··· RECORDS PROVIDED ···

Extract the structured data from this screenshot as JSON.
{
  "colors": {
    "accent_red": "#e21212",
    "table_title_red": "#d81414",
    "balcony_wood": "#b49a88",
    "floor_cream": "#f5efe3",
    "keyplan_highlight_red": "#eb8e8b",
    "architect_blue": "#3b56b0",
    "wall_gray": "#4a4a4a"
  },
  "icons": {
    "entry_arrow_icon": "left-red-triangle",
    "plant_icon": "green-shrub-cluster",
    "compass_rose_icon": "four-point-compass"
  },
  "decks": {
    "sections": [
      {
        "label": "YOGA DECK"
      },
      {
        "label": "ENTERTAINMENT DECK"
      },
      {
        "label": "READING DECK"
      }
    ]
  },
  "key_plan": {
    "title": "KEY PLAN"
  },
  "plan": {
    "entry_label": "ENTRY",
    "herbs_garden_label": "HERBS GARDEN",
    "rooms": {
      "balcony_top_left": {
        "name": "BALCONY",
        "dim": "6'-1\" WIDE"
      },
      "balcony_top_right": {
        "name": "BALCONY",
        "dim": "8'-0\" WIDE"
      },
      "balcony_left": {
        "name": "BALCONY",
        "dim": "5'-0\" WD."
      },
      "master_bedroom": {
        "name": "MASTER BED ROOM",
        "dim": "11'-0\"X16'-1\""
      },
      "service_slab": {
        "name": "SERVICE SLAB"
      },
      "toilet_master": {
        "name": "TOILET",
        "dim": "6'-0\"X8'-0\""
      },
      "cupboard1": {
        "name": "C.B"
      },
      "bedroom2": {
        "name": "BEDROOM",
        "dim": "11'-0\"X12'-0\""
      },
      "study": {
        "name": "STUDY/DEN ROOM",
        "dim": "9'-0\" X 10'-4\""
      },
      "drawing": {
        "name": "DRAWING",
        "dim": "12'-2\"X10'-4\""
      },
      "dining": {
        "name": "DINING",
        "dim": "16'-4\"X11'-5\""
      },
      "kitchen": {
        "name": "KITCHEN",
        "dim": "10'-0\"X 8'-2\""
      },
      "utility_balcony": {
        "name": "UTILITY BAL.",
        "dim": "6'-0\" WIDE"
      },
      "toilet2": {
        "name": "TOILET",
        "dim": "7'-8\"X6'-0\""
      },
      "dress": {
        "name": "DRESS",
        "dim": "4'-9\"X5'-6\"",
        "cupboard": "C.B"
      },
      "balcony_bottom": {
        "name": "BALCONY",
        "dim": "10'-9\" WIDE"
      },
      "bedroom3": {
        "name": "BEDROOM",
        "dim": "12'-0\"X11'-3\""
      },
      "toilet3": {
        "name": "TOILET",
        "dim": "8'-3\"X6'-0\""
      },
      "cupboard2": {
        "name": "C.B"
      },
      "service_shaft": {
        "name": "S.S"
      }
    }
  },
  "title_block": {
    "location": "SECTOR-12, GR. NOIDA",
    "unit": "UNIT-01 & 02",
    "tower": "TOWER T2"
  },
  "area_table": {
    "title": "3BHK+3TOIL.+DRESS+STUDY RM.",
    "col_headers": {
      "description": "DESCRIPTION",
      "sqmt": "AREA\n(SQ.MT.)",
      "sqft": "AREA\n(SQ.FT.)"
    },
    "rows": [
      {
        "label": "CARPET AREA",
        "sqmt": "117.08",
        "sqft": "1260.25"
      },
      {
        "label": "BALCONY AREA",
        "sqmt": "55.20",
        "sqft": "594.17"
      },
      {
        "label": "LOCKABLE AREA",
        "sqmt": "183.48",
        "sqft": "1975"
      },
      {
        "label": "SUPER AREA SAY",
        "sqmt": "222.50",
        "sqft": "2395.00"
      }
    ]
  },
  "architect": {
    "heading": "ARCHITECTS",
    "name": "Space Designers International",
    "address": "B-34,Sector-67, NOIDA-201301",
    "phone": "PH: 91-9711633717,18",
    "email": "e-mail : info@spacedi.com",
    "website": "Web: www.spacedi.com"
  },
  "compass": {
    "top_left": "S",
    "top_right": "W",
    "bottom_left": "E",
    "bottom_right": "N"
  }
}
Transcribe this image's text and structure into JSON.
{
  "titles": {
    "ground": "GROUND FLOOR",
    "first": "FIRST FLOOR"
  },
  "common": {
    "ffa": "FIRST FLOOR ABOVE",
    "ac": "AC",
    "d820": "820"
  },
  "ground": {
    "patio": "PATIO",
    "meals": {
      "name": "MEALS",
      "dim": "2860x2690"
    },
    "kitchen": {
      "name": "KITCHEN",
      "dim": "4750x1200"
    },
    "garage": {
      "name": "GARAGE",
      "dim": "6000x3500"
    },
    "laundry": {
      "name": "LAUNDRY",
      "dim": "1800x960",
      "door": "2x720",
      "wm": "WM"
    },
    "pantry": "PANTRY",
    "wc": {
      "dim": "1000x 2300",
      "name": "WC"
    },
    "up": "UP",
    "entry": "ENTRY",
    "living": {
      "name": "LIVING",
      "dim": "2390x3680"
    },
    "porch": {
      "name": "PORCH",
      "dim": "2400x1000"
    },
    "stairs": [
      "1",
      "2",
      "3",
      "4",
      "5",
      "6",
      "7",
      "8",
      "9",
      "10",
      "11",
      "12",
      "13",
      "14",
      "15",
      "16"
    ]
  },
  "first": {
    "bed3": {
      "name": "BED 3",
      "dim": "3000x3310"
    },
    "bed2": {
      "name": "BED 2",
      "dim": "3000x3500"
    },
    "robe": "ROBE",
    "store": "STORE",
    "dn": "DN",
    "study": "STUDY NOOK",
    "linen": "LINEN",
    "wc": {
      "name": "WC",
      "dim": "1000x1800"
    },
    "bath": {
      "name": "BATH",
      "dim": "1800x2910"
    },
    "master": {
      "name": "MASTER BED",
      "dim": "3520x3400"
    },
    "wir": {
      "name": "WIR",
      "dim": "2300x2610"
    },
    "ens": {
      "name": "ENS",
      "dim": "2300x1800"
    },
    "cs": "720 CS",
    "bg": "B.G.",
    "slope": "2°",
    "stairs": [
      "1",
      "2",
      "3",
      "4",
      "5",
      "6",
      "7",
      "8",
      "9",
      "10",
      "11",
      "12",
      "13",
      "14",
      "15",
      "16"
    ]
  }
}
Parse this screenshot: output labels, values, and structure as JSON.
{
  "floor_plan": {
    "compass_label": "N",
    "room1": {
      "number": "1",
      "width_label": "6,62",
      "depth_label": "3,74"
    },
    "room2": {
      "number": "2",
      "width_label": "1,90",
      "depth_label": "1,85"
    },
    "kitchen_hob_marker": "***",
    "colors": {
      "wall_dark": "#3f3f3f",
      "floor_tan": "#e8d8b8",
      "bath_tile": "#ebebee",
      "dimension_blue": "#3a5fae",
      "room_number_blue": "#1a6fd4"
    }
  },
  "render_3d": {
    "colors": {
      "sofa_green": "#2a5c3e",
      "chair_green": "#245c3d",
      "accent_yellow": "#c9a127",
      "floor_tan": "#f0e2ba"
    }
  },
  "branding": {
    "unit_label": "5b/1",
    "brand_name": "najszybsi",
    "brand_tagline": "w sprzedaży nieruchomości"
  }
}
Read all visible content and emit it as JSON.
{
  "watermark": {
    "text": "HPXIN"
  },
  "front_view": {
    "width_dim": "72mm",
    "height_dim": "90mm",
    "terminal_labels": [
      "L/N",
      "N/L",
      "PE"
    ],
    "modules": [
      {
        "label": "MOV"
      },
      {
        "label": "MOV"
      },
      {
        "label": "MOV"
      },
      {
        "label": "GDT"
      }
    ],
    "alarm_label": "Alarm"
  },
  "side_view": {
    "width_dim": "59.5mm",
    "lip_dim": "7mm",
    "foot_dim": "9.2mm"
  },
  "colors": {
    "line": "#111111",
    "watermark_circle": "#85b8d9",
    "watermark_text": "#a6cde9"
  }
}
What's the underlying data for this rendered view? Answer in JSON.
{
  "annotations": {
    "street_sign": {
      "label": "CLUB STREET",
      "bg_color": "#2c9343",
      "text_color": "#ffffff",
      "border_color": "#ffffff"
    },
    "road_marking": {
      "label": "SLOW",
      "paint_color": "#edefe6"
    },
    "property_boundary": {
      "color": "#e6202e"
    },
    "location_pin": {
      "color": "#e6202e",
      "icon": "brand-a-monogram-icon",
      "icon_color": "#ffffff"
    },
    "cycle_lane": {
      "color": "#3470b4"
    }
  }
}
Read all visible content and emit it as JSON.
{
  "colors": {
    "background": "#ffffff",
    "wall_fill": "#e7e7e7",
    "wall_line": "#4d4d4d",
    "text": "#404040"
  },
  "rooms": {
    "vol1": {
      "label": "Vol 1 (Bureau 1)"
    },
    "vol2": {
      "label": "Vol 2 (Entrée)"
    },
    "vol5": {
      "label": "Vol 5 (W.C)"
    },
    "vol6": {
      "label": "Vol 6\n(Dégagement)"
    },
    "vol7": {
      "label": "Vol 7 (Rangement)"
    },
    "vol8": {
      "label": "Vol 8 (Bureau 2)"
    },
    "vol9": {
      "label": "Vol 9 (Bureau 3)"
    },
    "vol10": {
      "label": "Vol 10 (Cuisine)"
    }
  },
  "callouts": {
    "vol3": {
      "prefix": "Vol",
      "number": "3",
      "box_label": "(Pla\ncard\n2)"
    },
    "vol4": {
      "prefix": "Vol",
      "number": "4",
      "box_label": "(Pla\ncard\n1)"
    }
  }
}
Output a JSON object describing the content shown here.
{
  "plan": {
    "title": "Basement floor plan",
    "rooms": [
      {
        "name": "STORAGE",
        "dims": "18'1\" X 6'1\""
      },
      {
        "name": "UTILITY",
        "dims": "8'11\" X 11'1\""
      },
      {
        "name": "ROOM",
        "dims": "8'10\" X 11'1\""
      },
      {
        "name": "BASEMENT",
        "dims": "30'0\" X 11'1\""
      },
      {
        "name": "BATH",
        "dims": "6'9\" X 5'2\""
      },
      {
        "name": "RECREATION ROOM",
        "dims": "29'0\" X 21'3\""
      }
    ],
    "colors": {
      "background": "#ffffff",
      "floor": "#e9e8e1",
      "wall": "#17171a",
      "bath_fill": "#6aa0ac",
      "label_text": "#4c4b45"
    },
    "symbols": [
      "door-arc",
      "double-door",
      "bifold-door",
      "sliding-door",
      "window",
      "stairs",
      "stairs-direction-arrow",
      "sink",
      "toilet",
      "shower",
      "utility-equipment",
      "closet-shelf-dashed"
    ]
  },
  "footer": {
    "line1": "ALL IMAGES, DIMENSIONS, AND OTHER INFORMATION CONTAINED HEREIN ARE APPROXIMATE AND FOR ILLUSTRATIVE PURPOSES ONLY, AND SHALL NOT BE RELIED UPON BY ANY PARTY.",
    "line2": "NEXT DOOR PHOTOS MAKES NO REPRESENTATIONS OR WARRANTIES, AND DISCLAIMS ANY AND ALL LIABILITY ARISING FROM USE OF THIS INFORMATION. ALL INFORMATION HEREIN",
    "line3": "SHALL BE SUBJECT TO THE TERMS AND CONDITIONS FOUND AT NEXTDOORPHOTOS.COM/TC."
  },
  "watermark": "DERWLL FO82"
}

···

INSTRUCTION:
In the lines above, locate the string "data". Copy every line where it occurs.

FINISHED EXERCISE:
Extract the structured data from this screenshot as JSON.
What's the underlying data for this rendered view? Answer in JSON.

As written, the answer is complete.